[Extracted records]
*-*-*
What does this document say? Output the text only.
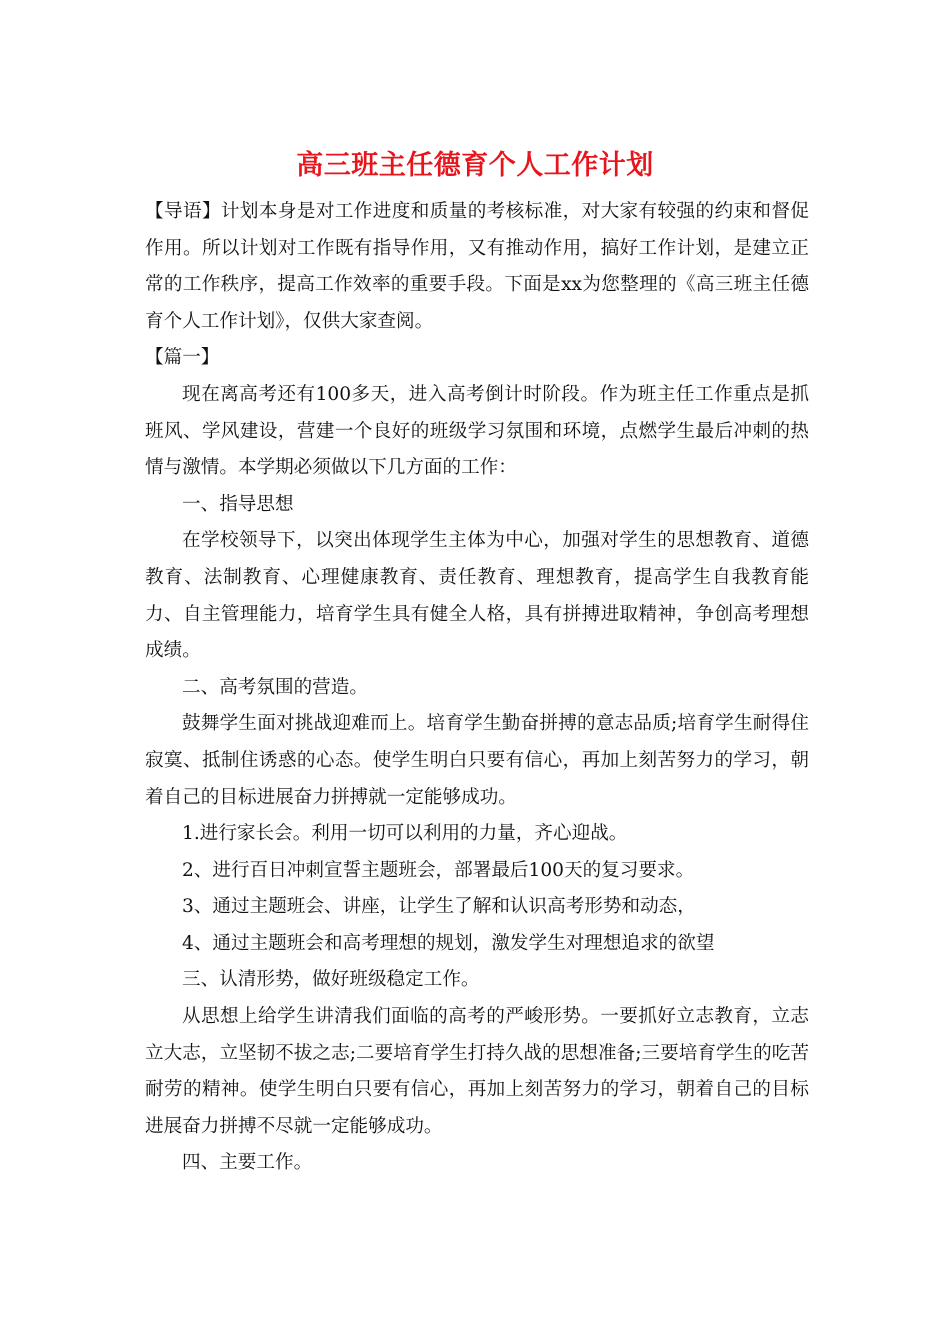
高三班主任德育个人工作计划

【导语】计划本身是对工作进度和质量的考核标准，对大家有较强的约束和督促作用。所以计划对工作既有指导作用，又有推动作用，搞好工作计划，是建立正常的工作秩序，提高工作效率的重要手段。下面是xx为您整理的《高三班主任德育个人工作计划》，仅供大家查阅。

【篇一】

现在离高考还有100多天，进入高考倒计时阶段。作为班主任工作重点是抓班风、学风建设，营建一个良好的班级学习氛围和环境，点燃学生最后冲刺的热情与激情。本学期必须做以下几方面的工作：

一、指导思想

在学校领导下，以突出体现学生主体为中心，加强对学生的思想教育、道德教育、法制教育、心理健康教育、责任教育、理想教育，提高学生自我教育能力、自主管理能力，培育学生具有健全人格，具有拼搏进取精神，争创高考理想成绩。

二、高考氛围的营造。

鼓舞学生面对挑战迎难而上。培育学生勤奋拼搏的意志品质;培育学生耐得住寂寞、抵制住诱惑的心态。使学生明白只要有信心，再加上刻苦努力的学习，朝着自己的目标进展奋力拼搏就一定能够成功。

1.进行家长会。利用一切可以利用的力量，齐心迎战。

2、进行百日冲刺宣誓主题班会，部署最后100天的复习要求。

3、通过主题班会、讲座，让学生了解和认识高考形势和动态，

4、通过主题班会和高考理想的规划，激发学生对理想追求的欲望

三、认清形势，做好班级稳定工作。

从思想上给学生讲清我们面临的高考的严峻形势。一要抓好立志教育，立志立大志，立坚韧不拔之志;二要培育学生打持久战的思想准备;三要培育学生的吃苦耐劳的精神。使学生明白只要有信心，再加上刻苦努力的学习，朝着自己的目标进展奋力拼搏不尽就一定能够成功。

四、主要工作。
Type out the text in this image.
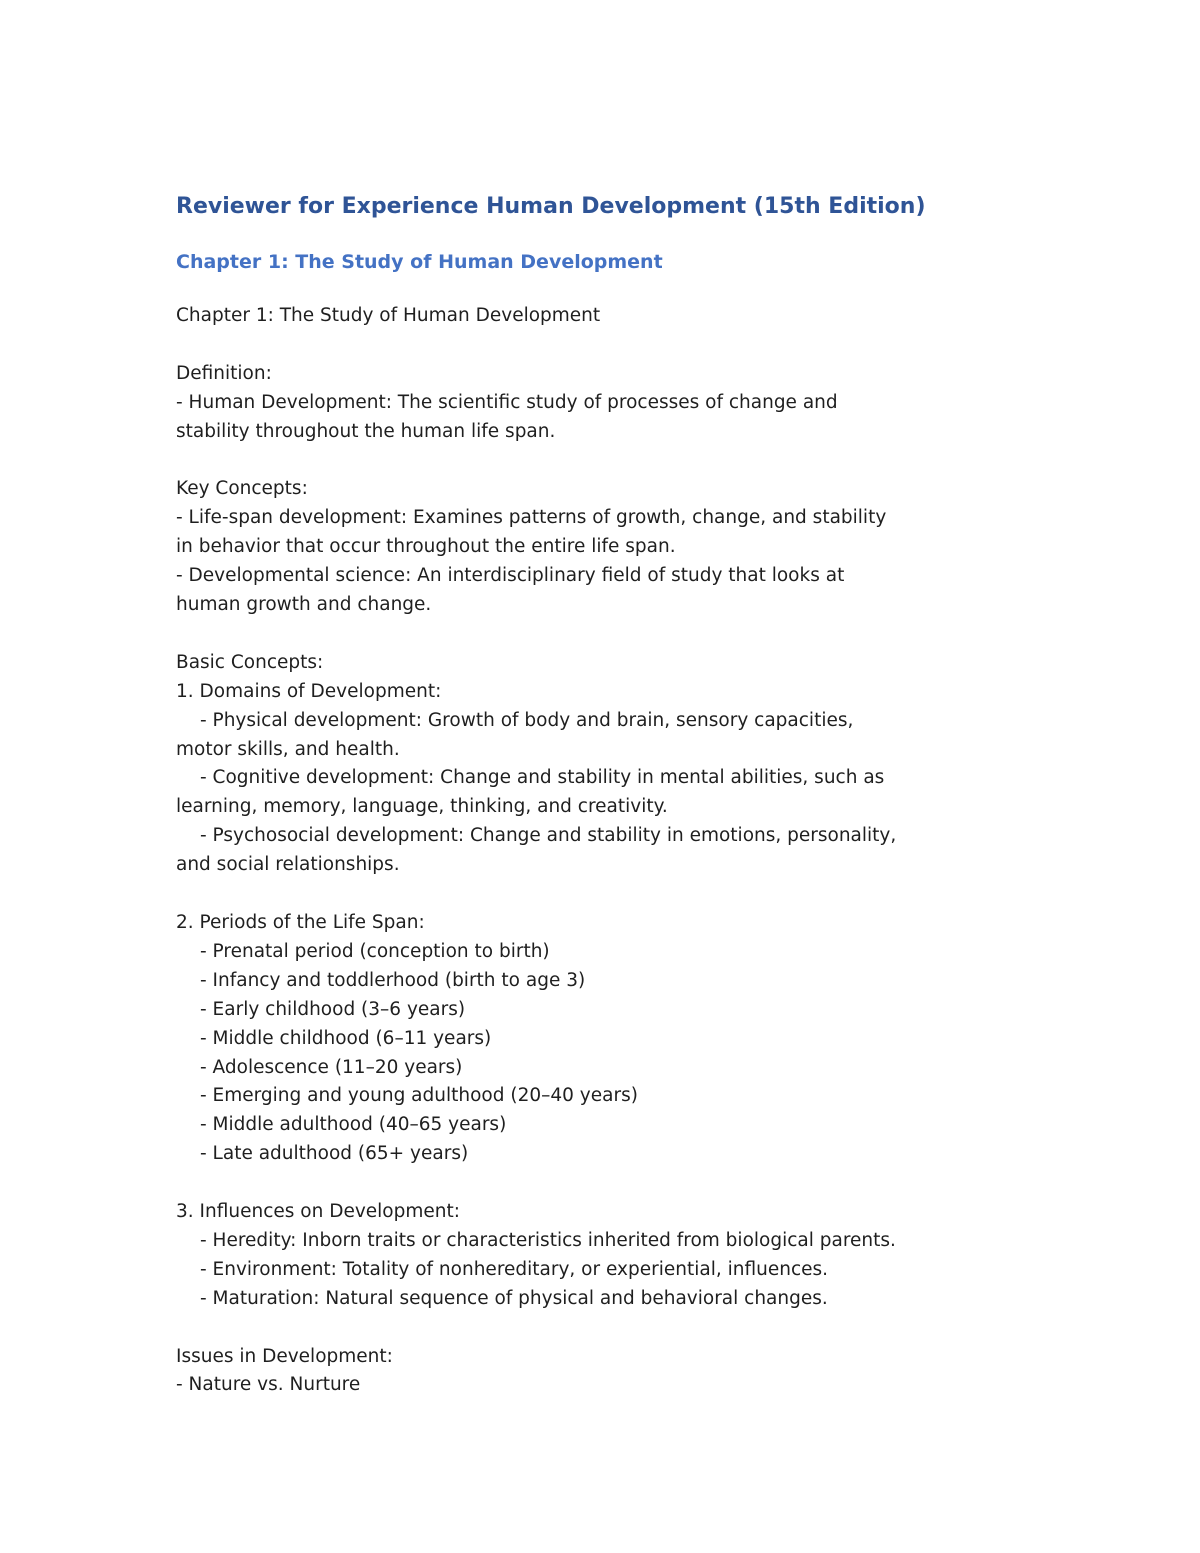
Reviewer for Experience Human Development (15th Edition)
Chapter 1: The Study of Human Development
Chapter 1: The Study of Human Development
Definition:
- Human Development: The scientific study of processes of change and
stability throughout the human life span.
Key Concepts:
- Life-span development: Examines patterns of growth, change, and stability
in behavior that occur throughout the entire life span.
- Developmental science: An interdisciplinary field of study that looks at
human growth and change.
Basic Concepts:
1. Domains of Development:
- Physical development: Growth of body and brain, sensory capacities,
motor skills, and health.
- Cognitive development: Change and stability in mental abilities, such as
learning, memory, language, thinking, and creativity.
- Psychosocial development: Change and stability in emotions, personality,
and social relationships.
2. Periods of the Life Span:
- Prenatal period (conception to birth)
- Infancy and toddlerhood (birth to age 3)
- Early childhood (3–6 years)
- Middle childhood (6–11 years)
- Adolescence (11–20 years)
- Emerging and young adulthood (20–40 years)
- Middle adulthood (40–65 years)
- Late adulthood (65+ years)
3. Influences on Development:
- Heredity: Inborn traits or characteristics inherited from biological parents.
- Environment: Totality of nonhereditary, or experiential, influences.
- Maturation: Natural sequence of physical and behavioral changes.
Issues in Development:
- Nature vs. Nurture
*-*-*
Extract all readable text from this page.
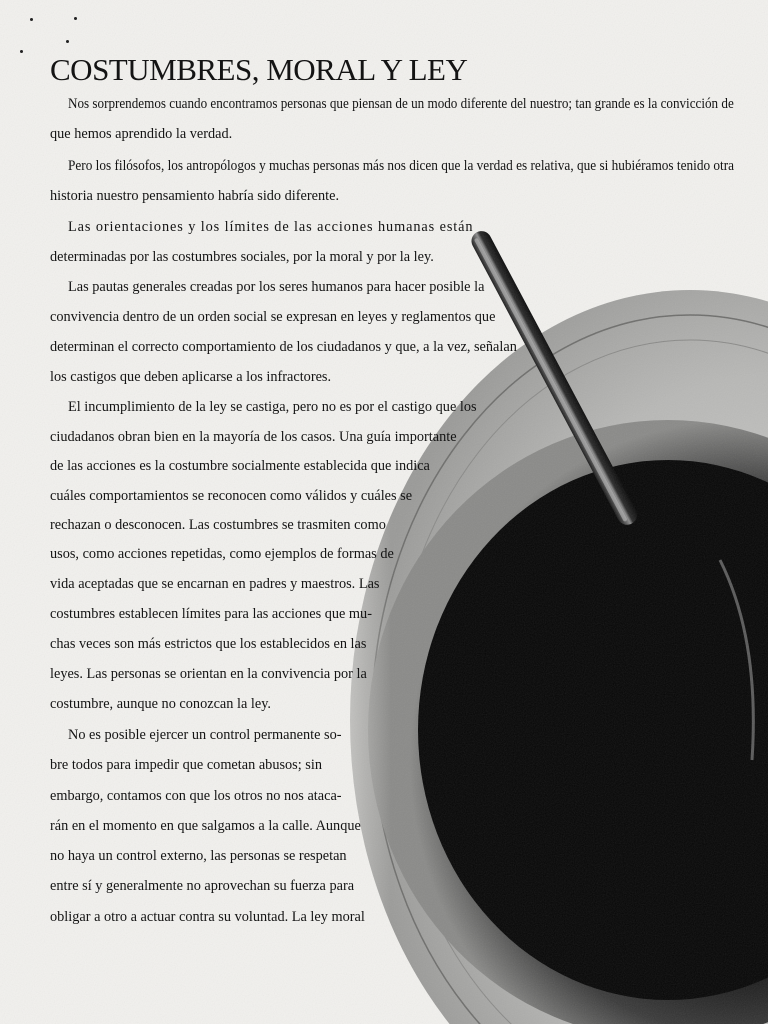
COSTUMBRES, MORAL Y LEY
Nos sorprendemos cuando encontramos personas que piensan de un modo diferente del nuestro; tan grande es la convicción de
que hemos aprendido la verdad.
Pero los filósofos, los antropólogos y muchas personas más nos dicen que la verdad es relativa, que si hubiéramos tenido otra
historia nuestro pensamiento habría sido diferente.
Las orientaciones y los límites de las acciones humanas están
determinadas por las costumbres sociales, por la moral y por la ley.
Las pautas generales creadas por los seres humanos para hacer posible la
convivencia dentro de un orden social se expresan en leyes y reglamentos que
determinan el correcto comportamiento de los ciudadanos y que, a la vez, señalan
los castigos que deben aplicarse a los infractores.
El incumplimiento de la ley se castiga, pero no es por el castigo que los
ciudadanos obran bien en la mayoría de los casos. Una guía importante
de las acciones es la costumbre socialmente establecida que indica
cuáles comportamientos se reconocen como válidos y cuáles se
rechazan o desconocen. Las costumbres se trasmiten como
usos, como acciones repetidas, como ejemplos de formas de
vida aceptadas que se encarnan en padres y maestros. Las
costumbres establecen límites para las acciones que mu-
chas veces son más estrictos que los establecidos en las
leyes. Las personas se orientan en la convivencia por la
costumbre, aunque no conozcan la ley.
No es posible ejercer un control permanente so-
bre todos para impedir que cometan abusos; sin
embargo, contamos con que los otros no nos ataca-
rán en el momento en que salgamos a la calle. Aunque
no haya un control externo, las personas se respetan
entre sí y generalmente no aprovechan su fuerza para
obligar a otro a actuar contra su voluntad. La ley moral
*-*-*
■ **Requirements**
Return the lines of the records that include the string "childhood".

■ **Finished exercise**
- Early childhood (3–6 years)
- Middle childhood (6–11 years)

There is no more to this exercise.